Source extract:

####

Hi all, I wanted to post this trip report I've had sitting on my laptop about a day trip that I did from Krakow back in early Aug to the relativity undiscovered next-door region of Upper Silesia. I was visiting friends for a few days before traveling on to Sweden and had a rental car at my disposal. I hope to shed some light on a few alternative day trip ideas from Krakow, outside the typical Zakopane/Salt Mines etc.

The full day plan was this:
(All sites within 1:30 hr from Krakow)
Morning – Visit the baroque town of Pszczyna and see the old German Palace
Midday – Stop in Katowice and see the brand-new Silesian Museum
Afternoon – Check out the Benedictine Abbey in Tyniec (oldest monastery in Poland)

Here is my photo album of the trip - https://photos.app.goo.gl/vNGytwZaUFbQWPUR8

First a little context about Upper Silesia…
Silesia is a historical region in the southwest of Poland and is rich in culture, tradition, and industrial heritage. Having been contested between the Germanic world and Slavic world over centuries, it has an eclectic mix of architecture and history. This means visiting here offers a unique perspective into Central European history. Upper Silesia is the easternmost part of the region, compared to Lower Silesia which is closer to the German border. Silesia has a very strong regional identity, its own dialect, culture, and customs even a fledgling independence movement.

Driving around Upper Silesia, I found an eclectic mix of architectural styles that spoke to Silesia’s complicated multicultural history. Gothic cathedrals stand tall next to baroque palaces and modernist structures, each echoing a particular era's spirit. Many towns and villages have a distinctly Germanic feel, with half-timbered houses and cobbled streets, interspersed with later Communist buildings.

The region grew rich with the exploitation of its vast coal and mineral resources during the industrial revolution and later Communist period. This wealth is evident in the grandeur of many of its buildings, as well as in the sprawling mining complexes and factories that dot the landscape. These industrial sites, once the beating heart of the Silesian economy, have now mostly decommissioned and transformed into innovative cultural and recreational spaces. For instance, old mines and factories have been repurposed as museums, concert halls, and even shopping centers.

####

Given records:
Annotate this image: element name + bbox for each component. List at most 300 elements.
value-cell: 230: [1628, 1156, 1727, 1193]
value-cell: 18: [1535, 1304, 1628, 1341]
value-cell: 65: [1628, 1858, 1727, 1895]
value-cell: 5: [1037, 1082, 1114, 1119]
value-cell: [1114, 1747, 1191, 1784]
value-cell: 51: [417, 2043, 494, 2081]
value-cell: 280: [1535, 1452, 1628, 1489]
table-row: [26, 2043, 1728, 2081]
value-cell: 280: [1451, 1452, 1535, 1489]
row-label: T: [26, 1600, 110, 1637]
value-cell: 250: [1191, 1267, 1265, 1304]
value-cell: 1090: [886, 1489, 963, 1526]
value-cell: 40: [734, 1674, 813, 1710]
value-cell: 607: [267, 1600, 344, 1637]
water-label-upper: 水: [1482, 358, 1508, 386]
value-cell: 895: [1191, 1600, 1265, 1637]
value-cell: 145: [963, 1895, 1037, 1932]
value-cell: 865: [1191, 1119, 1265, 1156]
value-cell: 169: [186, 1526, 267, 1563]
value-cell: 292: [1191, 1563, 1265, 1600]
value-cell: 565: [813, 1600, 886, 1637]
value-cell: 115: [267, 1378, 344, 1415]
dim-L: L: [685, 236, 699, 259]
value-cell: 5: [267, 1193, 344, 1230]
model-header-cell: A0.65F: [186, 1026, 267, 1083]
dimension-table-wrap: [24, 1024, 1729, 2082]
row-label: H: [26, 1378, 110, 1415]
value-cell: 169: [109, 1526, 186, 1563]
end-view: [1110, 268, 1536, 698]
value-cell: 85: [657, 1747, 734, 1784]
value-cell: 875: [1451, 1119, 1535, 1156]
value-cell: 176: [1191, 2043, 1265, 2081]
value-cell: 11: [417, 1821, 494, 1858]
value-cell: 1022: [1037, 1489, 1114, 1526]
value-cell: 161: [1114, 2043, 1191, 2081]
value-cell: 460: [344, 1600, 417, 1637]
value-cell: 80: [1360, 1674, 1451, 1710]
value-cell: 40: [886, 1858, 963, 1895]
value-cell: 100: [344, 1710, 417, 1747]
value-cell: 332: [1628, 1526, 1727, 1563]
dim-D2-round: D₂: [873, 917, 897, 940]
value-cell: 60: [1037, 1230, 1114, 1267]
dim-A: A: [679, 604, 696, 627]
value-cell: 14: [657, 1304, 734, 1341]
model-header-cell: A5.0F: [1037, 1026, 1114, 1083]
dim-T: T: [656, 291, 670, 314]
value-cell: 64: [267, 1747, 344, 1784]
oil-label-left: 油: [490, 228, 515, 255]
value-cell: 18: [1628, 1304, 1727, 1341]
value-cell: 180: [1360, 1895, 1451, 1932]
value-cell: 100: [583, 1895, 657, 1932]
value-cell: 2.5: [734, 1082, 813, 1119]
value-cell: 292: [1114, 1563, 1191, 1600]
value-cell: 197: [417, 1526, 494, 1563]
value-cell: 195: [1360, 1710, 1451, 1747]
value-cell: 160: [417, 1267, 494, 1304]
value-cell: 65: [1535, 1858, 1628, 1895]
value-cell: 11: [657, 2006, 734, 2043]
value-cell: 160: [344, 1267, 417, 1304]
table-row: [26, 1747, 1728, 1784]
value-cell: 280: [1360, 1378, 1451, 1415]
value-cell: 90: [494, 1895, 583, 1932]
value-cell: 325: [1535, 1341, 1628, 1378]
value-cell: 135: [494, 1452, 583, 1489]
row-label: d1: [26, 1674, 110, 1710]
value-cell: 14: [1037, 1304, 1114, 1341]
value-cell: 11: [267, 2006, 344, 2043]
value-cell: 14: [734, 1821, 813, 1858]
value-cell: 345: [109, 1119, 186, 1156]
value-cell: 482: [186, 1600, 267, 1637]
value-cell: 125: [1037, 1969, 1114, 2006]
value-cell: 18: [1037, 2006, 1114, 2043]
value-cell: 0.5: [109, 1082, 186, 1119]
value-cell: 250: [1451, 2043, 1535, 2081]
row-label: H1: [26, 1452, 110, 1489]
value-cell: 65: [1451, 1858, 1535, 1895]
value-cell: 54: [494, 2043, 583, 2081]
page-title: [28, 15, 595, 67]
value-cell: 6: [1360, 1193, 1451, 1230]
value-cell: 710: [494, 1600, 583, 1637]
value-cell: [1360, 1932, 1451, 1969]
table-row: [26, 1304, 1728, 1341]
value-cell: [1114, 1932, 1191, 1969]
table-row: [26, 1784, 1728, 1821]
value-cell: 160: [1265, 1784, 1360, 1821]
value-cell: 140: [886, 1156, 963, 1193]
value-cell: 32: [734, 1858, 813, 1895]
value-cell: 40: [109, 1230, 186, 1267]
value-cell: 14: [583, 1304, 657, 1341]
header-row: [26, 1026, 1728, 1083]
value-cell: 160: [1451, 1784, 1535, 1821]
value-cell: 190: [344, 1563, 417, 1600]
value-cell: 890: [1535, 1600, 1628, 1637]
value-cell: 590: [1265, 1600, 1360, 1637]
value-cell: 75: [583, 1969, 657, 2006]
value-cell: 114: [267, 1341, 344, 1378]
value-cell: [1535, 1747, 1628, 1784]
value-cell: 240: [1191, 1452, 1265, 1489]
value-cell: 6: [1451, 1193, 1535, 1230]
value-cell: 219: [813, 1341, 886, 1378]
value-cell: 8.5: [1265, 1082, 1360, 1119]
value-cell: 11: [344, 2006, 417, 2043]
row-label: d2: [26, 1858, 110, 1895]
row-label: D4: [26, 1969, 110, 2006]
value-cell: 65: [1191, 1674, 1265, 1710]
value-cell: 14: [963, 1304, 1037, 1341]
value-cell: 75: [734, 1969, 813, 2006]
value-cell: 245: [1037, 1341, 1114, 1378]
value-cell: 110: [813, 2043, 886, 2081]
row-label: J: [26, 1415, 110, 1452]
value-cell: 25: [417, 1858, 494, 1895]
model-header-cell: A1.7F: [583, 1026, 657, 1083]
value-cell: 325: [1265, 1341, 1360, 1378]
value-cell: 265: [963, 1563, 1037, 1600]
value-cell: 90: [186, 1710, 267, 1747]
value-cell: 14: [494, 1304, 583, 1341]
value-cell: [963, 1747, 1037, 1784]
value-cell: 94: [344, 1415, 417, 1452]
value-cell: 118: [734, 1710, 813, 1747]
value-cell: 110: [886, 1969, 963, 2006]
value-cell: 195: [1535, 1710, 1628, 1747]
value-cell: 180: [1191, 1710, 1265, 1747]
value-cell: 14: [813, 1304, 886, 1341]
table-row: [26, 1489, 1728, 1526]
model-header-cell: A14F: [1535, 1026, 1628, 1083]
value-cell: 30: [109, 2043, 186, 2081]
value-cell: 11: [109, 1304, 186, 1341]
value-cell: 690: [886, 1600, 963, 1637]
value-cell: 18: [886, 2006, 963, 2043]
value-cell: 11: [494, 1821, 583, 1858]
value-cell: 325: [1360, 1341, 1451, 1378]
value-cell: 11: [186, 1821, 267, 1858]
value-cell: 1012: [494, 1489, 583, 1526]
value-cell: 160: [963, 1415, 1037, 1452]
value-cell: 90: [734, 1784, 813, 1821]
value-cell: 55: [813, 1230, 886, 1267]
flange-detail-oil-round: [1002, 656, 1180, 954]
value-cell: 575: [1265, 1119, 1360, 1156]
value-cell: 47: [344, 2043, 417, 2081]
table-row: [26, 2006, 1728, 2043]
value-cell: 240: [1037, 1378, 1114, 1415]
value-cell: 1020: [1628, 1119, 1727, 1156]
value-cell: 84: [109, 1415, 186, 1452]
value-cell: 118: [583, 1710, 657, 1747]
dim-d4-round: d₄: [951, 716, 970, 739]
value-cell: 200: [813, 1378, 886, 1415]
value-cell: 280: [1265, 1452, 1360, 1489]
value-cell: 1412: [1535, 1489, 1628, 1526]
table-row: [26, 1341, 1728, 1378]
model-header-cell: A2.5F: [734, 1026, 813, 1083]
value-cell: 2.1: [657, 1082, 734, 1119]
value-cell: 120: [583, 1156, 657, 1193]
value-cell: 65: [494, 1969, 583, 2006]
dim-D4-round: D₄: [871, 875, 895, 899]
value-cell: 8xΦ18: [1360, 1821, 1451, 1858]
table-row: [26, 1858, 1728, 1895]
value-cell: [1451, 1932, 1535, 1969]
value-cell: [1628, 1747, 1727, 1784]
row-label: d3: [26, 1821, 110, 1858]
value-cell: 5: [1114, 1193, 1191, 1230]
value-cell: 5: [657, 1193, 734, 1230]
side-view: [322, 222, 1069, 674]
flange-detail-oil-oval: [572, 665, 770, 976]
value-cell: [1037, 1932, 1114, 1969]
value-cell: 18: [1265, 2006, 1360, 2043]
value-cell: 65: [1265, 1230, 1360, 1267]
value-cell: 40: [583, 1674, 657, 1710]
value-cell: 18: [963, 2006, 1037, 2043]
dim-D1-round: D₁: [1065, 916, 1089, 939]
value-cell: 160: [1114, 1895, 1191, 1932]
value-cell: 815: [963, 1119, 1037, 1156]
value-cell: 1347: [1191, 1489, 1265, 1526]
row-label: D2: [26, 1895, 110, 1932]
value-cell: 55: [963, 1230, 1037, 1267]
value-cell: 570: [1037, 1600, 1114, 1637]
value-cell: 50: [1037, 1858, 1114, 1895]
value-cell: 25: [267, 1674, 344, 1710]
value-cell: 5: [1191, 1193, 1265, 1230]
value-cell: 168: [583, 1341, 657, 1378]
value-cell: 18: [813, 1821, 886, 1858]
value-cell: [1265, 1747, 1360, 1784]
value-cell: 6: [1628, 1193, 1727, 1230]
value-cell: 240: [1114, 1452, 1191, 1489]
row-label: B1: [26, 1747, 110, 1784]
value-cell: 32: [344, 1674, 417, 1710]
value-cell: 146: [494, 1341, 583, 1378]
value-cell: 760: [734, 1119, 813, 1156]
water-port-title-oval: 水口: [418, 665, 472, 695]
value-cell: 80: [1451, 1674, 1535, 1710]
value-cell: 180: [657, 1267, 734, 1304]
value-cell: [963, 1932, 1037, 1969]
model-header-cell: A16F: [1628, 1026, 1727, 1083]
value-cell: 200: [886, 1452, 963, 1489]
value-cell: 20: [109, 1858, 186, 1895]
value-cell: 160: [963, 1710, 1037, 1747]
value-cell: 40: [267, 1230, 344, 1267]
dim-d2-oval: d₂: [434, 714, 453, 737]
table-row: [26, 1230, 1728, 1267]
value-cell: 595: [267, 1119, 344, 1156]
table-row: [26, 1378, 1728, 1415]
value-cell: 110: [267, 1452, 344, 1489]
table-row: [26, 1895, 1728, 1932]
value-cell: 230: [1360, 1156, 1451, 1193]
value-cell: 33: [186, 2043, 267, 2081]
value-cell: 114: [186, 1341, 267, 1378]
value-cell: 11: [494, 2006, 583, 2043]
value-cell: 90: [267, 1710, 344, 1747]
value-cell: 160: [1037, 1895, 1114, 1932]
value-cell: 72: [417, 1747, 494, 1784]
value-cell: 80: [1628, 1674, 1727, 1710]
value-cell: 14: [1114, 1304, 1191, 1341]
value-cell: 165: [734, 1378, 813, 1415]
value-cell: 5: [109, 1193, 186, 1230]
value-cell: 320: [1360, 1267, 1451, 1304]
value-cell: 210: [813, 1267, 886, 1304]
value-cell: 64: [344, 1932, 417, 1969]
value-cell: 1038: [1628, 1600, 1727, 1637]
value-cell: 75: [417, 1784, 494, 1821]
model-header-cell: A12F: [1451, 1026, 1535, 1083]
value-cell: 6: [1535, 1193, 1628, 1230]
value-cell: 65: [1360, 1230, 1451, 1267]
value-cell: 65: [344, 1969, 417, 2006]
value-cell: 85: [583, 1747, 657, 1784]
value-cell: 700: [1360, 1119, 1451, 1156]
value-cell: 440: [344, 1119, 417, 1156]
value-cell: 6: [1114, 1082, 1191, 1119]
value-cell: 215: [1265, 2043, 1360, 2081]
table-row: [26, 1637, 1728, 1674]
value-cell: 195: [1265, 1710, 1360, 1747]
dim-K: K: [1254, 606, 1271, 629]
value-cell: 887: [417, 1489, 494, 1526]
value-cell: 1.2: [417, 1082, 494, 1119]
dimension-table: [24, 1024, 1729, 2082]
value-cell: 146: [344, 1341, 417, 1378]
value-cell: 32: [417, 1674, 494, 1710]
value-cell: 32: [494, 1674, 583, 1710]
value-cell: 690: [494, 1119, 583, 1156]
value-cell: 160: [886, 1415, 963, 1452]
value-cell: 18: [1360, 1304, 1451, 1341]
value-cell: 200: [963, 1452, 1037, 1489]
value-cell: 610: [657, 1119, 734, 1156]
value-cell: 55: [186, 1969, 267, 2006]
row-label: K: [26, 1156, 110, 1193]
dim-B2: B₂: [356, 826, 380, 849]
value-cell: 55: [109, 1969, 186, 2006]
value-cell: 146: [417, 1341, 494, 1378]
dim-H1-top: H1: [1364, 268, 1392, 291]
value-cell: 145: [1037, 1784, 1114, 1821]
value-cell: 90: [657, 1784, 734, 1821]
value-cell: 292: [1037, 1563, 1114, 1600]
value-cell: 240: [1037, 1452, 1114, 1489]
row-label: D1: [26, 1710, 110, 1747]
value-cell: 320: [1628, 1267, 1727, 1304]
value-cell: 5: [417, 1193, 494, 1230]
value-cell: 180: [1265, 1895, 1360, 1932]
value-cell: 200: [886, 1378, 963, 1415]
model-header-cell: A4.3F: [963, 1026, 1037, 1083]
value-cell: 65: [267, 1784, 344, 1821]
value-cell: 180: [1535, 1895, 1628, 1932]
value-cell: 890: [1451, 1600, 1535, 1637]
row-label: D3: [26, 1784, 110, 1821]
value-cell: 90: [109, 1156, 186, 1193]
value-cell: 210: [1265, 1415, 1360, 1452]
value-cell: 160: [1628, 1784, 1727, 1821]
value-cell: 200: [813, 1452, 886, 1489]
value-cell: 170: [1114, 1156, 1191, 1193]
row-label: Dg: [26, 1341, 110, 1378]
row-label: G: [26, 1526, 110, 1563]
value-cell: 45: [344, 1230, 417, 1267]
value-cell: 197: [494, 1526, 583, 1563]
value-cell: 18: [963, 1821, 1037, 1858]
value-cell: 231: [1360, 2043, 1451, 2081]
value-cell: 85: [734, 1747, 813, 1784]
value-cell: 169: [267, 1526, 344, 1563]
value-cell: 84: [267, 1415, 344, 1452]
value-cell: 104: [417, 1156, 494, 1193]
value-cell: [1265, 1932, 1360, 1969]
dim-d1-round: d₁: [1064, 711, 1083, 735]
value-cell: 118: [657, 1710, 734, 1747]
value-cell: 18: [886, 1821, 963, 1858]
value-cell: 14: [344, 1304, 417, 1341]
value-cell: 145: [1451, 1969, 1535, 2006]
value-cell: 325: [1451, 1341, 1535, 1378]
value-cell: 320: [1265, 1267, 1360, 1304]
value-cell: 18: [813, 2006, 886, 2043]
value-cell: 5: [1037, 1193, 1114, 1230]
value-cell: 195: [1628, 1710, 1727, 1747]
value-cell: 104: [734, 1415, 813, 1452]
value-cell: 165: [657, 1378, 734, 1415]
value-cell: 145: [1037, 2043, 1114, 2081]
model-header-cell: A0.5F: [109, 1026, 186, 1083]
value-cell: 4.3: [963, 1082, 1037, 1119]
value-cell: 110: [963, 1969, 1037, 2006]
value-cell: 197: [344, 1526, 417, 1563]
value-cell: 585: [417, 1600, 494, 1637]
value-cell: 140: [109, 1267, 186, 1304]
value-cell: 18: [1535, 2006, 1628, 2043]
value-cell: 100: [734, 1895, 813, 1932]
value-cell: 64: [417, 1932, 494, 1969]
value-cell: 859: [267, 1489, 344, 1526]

####

Problem to work on: In the Upper Silesia trip report, which stop on the day plan is described as the oldest monastery in Poland?

Solved exercise: The Benedictine Abbey in Tyniec.